Exercise task: Only lines with the word "required" are needed; collect each of them from the listing below.

Data supplied:
START

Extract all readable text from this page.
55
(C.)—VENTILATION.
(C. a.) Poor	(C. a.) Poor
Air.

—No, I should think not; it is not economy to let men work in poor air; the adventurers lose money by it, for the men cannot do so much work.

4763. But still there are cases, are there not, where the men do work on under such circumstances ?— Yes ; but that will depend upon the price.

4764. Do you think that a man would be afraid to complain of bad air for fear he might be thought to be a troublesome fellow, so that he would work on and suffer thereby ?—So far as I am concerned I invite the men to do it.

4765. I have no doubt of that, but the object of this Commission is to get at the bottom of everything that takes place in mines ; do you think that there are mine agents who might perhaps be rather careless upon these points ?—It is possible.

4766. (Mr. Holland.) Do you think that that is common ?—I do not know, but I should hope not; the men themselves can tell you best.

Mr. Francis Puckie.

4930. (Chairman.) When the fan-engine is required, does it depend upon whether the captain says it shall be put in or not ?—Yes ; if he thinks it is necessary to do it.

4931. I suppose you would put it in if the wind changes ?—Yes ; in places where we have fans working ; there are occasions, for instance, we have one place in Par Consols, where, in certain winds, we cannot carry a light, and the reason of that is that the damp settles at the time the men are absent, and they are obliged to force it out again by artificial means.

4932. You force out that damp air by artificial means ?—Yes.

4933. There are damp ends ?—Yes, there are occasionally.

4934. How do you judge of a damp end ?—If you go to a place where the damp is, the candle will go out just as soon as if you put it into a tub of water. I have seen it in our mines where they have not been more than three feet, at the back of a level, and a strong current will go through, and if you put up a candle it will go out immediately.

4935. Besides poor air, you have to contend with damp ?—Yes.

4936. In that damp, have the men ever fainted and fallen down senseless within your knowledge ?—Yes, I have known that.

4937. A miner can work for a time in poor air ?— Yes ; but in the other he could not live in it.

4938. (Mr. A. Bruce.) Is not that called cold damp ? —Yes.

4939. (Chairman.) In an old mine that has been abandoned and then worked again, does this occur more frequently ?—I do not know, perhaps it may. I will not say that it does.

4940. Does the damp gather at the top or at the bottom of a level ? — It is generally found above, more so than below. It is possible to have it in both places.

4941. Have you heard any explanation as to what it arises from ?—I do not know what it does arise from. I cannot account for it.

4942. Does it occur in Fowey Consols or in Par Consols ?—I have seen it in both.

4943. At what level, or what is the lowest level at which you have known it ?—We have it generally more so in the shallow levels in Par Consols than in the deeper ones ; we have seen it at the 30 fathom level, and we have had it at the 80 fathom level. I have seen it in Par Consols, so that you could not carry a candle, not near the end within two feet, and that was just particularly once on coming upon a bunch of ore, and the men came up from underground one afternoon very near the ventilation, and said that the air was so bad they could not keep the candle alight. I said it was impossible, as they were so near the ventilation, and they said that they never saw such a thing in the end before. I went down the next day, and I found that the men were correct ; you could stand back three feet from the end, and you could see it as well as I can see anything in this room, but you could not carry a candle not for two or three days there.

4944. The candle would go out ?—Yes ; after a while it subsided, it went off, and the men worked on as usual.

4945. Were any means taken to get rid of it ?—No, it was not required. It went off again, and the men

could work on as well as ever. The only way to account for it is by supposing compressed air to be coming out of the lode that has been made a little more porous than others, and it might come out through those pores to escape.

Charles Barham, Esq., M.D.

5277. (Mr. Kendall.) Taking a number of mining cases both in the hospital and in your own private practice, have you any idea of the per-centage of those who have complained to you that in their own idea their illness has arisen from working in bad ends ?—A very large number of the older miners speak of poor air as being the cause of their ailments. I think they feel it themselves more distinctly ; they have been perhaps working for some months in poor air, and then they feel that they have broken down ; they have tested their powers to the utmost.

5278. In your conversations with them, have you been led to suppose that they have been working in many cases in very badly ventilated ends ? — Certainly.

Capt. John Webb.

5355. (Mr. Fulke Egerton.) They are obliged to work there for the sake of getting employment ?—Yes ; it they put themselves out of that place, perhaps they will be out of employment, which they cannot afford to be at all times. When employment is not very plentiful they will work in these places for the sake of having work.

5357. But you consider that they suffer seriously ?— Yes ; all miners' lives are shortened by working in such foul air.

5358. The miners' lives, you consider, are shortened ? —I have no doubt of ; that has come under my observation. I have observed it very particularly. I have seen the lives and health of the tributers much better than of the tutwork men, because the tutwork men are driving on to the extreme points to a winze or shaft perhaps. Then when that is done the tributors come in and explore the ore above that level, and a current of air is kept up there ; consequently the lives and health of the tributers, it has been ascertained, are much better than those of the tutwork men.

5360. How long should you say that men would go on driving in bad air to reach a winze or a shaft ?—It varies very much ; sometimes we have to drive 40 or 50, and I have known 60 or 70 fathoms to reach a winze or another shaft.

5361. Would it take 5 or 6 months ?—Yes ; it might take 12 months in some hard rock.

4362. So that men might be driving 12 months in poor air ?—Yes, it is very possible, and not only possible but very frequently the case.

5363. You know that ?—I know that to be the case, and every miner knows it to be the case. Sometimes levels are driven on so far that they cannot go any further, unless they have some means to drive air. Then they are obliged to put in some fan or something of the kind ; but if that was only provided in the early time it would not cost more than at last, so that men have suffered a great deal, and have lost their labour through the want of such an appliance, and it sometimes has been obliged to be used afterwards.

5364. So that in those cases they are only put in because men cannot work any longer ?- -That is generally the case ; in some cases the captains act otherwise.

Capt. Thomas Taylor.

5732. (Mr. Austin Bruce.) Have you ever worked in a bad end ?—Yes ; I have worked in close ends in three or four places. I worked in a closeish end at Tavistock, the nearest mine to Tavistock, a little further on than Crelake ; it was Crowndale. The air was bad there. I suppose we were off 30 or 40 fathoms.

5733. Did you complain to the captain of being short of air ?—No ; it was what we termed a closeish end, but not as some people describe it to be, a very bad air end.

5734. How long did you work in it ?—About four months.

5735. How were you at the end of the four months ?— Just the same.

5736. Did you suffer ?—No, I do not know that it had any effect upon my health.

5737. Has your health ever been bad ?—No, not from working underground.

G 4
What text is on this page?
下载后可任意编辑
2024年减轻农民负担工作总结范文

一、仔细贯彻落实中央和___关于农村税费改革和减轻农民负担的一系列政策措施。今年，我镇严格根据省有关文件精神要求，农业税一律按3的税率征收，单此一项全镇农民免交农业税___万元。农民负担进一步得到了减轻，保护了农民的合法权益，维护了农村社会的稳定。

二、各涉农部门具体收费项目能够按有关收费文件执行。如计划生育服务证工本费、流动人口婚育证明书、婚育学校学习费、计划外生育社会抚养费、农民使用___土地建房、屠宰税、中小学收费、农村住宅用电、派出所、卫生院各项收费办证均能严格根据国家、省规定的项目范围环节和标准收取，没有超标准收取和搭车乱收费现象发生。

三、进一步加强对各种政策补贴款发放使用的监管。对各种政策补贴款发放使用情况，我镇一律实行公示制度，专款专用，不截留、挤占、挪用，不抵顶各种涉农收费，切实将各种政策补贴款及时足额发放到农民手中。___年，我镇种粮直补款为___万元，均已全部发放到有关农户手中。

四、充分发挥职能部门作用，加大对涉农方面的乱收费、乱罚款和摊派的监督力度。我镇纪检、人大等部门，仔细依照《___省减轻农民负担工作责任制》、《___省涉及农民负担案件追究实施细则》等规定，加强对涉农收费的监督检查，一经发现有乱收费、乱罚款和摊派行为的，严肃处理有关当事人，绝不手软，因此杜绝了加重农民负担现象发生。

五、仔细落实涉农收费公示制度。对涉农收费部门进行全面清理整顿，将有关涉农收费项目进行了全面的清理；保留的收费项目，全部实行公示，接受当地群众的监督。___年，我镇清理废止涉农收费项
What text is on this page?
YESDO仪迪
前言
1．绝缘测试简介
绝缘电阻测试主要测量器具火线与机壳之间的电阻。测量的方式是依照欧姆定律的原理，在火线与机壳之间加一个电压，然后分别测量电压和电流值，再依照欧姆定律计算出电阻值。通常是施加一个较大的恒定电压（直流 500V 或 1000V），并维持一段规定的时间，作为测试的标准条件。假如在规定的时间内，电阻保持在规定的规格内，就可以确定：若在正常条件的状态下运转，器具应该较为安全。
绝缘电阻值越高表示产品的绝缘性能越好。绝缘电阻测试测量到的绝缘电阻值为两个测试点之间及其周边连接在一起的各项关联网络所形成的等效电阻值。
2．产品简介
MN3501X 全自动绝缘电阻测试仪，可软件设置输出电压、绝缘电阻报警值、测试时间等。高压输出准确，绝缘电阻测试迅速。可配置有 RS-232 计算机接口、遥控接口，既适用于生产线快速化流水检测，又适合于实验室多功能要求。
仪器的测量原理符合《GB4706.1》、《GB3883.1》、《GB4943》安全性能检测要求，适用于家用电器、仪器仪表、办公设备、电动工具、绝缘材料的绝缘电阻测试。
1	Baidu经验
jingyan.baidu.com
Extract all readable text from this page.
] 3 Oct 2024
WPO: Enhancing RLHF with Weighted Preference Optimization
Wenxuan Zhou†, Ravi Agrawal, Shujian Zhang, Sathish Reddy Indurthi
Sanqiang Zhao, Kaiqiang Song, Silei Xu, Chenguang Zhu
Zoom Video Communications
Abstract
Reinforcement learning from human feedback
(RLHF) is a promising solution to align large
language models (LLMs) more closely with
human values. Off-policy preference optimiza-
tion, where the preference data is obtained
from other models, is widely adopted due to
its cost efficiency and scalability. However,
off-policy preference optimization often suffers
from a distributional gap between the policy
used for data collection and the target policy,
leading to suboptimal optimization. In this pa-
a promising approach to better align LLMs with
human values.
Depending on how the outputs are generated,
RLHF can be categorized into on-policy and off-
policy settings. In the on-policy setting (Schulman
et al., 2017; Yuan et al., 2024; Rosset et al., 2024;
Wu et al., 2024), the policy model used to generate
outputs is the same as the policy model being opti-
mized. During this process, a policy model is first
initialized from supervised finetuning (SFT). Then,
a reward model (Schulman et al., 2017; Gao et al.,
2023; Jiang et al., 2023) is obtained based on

END

Solution to the exercise:
4930. (Chairman.) When the fan-engine is required, does it depend upon whether the captain says it shall be put in or not ?—Yes ; if he thinks it is necessary to do it.
4945. Were any means taken to get rid of it ?—No, it was not required. It went off again, and the men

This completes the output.